● WHAT TO PRODUCE
Repeat each record exactly. Any picture gets left out.

● EXTRACTED INFORMATION

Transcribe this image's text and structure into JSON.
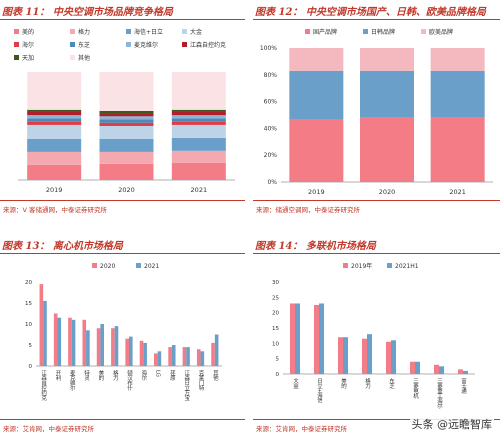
{
  "panels": [
    {
      "title": "图表 11：  中央空调市场品牌竞争格局",
      "source": "来源：V 客储通网，中泰证券研究所"
    },
    {
      "title": "图表 12：  中央空调市场国产、日韩、欧美品牌格局",
      "source": "来源：储通空调网，中泰证券研究所"
    },
    {
      "title": "图表 13：  离心机市场格局",
      "source": "来源：艾肯网，中泰证券研究所"
    },
    {
      "title": "图表 14：  多联机市场格局",
      "source": "来源：艾肯网，中泰证券研究所"
    }
  ],
  "watermark": "头条 @远瞻智库",
  "chart_data": [
    {
      "type": "bar",
      "stacked": true,
      "categories": [
        "2019",
        "2020",
        "2021"
      ],
      "ylim": [
        0,
        100
      ],
      "legend_position": "top",
      "series": [
        {
          "name": "美的",
          "color": "#f47c87",
          "values": [
            14,
            15,
            16
          ]
        },
        {
          "name": "格力",
          "color": "#f4a9b0",
          "values": [
            12,
            11,
            11
          ]
        },
        {
          "name": "海信+日立",
          "color": "#6a9fc9",
          "values": [
            12,
            12,
            12
          ]
        },
        {
          "name": "大金",
          "color": "#bcd3e8",
          "values": [
            13,
            12,
            12
          ]
        },
        {
          "name": "海尔",
          "color": "#e13b4a",
          "values": [
            3,
            3,
            3
          ]
        },
        {
          "name": "东芝",
          "color": "#4d8ab8",
          "values": [
            3,
            3,
            3
          ]
        },
        {
          "name": "麦克维尔",
          "color": "#8fb6d9",
          "values": [
            3,
            3,
            3
          ]
        },
        {
          "name": "江森自控约克",
          "color": "#b01e2a",
          "values": [
            3,
            3,
            3
          ]
        },
        {
          "name": "天加",
          "color": "#3d5a1e",
          "values": [
            2,
            2,
            2
          ]
        },
        {
          "name": "其他",
          "color": "#fbe3e5",
          "values": [
            35,
            36,
            35
          ]
        }
      ]
    },
    {
      "type": "bar",
      "stacked": true,
      "categories": [
        "2019",
        "2020",
        "2021"
      ],
      "ylim": [
        0,
        100
      ],
      "yticks": [
        "0%",
        "20%",
        "40%",
        "60%",
        "80%",
        "100%"
      ],
      "legend_position": "top",
      "series": [
        {
          "name": "国产品牌",
          "color": "#f47c87",
          "values": [
            47,
            48,
            48
          ]
        },
        {
          "name": "日韩品牌",
          "color": "#6a9fc9",
          "values": [
            36,
            35,
            35
          ]
        },
        {
          "name": "欧美品牌",
          "color": "#f4b8bf",
          "values": [
            17,
            17,
            17
          ]
        }
      ]
    },
    {
      "type": "bar",
      "categories": [
        "江森自控约克",
        "开利",
        "麦克维尔",
        "特灵",
        "美的",
        "格力",
        "顿汉布什",
        "海尔",
        "LG",
        "荏原",
        "江森日立万宝",
        "克莱门特",
        "其他"
      ],
      "ylim": [
        0,
        20
      ],
      "ytick_values": [
        0,
        5,
        10,
        15,
        20
      ],
      "legend_position": "top",
      "series": [
        {
          "name": "2020",
          "color": "#f47c87",
          "values": [
            19.5,
            12.5,
            11.5,
            11.0,
            9.0,
            9.0,
            6.5,
            6.0,
            3.0,
            4.5,
            4.5,
            4.0,
            5.5
          ]
        },
        {
          "name": "2021",
          "color": "#6a9fc9",
          "values": [
            15.5,
            11.5,
            11.0,
            8.5,
            10.0,
            9.5,
            7.0,
            5.5,
            3.5,
            5.0,
            4.5,
            3.5,
            7.5
          ]
        }
      ]
    },
    {
      "type": "bar",
      "categories": [
        "大金",
        "日立+海信",
        "美的",
        "格力",
        "东芝",
        "三菱电机",
        "三菱重工海尔",
        "富士通"
      ],
      "ylim": [
        0,
        30
      ],
      "ytick_values": [
        0,
        5,
        10,
        15,
        20,
        25,
        30
      ],
      "legend_position": "top",
      "series": [
        {
          "name": "2019年",
          "color": "#f47c87",
          "values": [
            23,
            22.5,
            12,
            11.5,
            10.5,
            4.0,
            3.0,
            1.5
          ]
        },
        {
          "name": "2021H1",
          "color": "#6a9fc9",
          "values": [
            23,
            23,
            12,
            13,
            11,
            4.0,
            2.5,
            1.0
          ]
        }
      ]
    }
  ]
}
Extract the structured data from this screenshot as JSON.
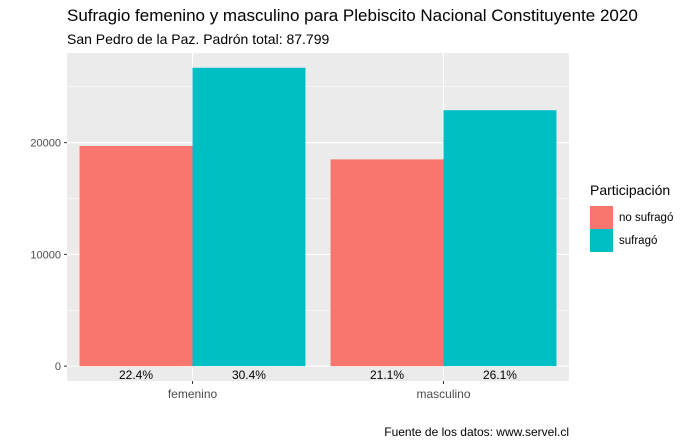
{
  "chart_data": {
    "type": "bar",
    "title": "Sufragio femenino y masculino para Plebiscito Nacional Constituyente 2020",
    "subtitle": "San Pedro de la Paz. Padrón total: 87.799",
    "caption": "Fuente de los datos: www.servel.cl",
    "xlabel": "",
    "ylabel": "",
    "categories": [
      "femenino",
      "masculino"
    ],
    "series": [
      {
        "name": "no sufragó",
        "color": "#F8766D",
        "values": [
          19700,
          18500
        ],
        "labels": [
          "22.4%",
          "21.1%"
        ]
      },
      {
        "name": "sufragó",
        "color": "#00BFC4",
        "values": [
          26700,
          22900
        ],
        "labels": [
          "30.4%",
          "26.1%"
        ]
      }
    ],
    "ylim": [
      -1330,
      28020
    ],
    "yticks": [
      0,
      10000,
      20000
    ],
    "grid": true,
    "background": "#EBEBEB",
    "legend": {
      "title": "Participación",
      "position": "right"
    }
  }
}
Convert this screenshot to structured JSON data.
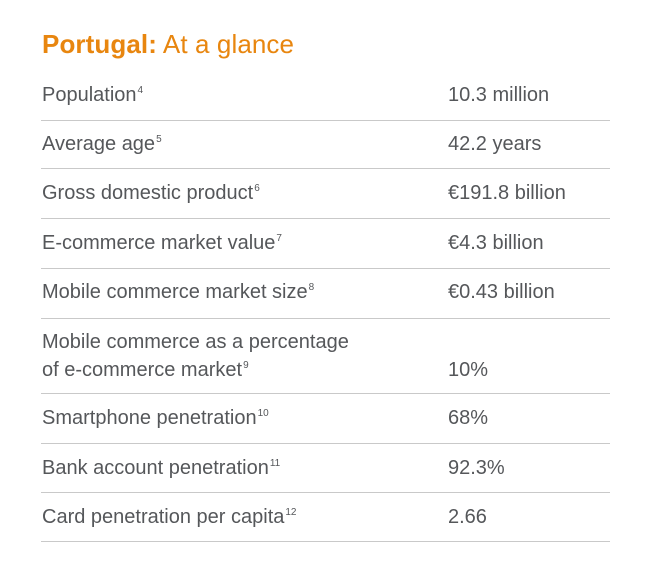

● WRITTEN ANSWER
Transcribe this image's text and structure into JSON.
{
  "panels": [
    {
      "title": "图表 11：  中央空调市场品牌竞争格局",
      "source": "来源：V 客储通网，中泰证券研究所"
    },
    {
      "title": "图表 12：  中央空调市场国产、日韩、欧美品牌格局",
      "source": "来源：储通空调网，中泰证券研究所"
    },
    {
      "title": "图表 13：  离心机市场格局",
      "source": "来源：艾肯网，中泰证券研究所"
    },
    {
      "title": "图表 14：  多联机市场格局",
      "source": "来源：艾肯网，中泰证券研究所"
    }
  ],
  "watermark": "头条 @远瞻智库",
  "chart_data": [
    {
      "type": "bar",
      "stacked": true,
      "categories": [
        "2019",
        "2020",
        "2021"
      ],
      "ylim": [
        0,
        100
      ],
      "legend_position": "top",
      "series": [
        {
          "name": "美的",
          "color": "#f47c87",
          "values": [
            14,
            15,
            16
          ]
        },
        {
          "name": "格力",
          "color": "#f4a9b0",
          "values": [
            12,
            11,
            11
          ]
        },
        {
          "name": "海信+日立",
          "color": "#6a9fc9",
          "values": [
            12,
            12,
            12
          ]
        },
        {
          "name": "大金",
          "color": "#bcd3e8",
          "values": [
            13,
            12,
            12
          ]
        },
        {
          "name": "海尔",
          "color": "#e13b4a",
          "values": [
            3,
            3,
            3
          ]
        },
        {
          "name": "东芝",
          "color": "#4d8ab8",
          "values": [
            3,
            3,
            3
          ]
        },
        {
          "name": "麦克维尔",
          "color": "#8fb6d9",
          "values": [
            3,
            3,
            3
          ]
        },
        {
          "name": "江森自控约克",
          "color": "#b01e2a",
          "values": [
            3,
            3,
            3
          ]
        },
        {
          "name": "天加",
          "color": "#3d5a1e",
          "values": [
            2,
            2,
            2
          ]
        },
        {
          "name": "其他",
          "color": "#fbe3e5",
          "values": [
            35,
            36,
            35
          ]
        }
      ]
    },
    {
      "type": "bar",
      "stacked": true,
      "categories": [
        "2019",
        "2020",
        "2021"
      ],
      "ylim": [
        0,
        100
      ],
      "yticks": [
        "0%",
        "20%",
        "40%",
        "60%",
        "80%",
        "100%"
      ],
      "legend_position": "top",
      "series": [
        {
          "name": "国产品牌",
          "color": "#f47c87",
          "values": [
            47,
            48,
            48
          ]
        },
        {
          "name": "日韩品牌",
          "color": "#6a9fc9",
          "values": [
            36,
            35,
            35
          ]
        },
        {
          "name": "欧美品牌",
          "color": "#f4b8bf",
          "values": [
            17,
            17,
            17
          ]
        }
      ]
    },
    {
      "type": "bar",
      "categories": [
        "江森自控约克",
        "开利",
        "麦克维尔",
        "特灵",
        "美的",
        "格力",
        "顿汉布什",
        "海尔",
        "LG",
        "荏原",
        "江森日立万宝",
        "克莱门特",
        "其他"
      ],
      "ylim": [
        0,
        20
      ],
      "ytick_values": [
        0,
        5,
        10,
        15,
        20
      ],
      "legend_position": "top",
      "series": [
        {
          "name": "2020",
          "color": "#f47c87",
          "values": [
            19.5,
            12.5,
            11.5,
            11.0,
            9.0,
            9.0,
            6.5,
            6.0,
            3.0,
            4.5,
            4.5,
            4.0,
            5.5
          ]
        },
        {
          "name": "2021",
          "color": "#6a9fc9",
          "values": [
            15.5,
            11.5,
            11.0,
            8.5,
            10.0,
            9.5,
            7.0,
            5.5,
            3.5,
            5.0,
            4.5,
            3.5,
            7.5
          ]
        }
      ]
    },
    {
      "type": "bar",
      "categories": [
        "大金",
        "日立+海信",
        "美的",
        "格力",
        "东芝",
        "三菱电机",
        "三菱重工海尔",
        "富士通"
      ],
      "ylim": [
        0,
        30
      ],
      "ytick_values": [
        0,
        5,
        10,
        15,
        20,
        25,
        30
      ],
      "legend_position": "top",
      "series": [
        {
          "name": "2019年",
          "color": "#f47c87",
          "values": [
            23,
            22.5,
            12,
            11.5,
            10.5,
            4.0,
            3.0,
            1.5
          ]
        },
        {
          "name": "2021H1",
          "color": "#6a9fc9",
          "values": [
            23,
            23,
            12,
            13,
            11,
            4.0,
            2.5,
            1.0
          ]
        }
      ]
    }
  ]
}
Extract the structured data from this screenshot as JSON.
{
  "chart_data": {
    "type": "bar",
    "title": "Sufragio femenino y masculino para Plebiscito Nacional Constituyente 2020",
    "subtitle": "San Pedro de la Paz. Padrón total: 87.799",
    "caption": "Fuente de los datos: www.servel.cl",
    "xlabel": "",
    "ylabel": "",
    "categories": [
      "femenino",
      "masculino"
    ],
    "series": [
      {
        "name": "no sufragó",
        "color": "#F8766D",
        "values": [
          19700,
          18500
        ],
        "labels": [
          "22.4%",
          "21.1%"
        ]
      },
      {
        "name": "sufragó",
        "color": "#00BFC4",
        "values": [
          26700,
          22900
        ],
        "labels": [
          "30.4%",
          "26.1%"
        ]
      }
    ],
    "ylim": [
      -1330,
      28020
    ],
    "yticks": [
      0,
      10000,
      20000
    ],
    "grid": true,
    "background": "#EBEBEB",
    "legend": {
      "title": "Participación",
      "position": "right"
    }
  }
}
Convert this screenshot to structured JSON data.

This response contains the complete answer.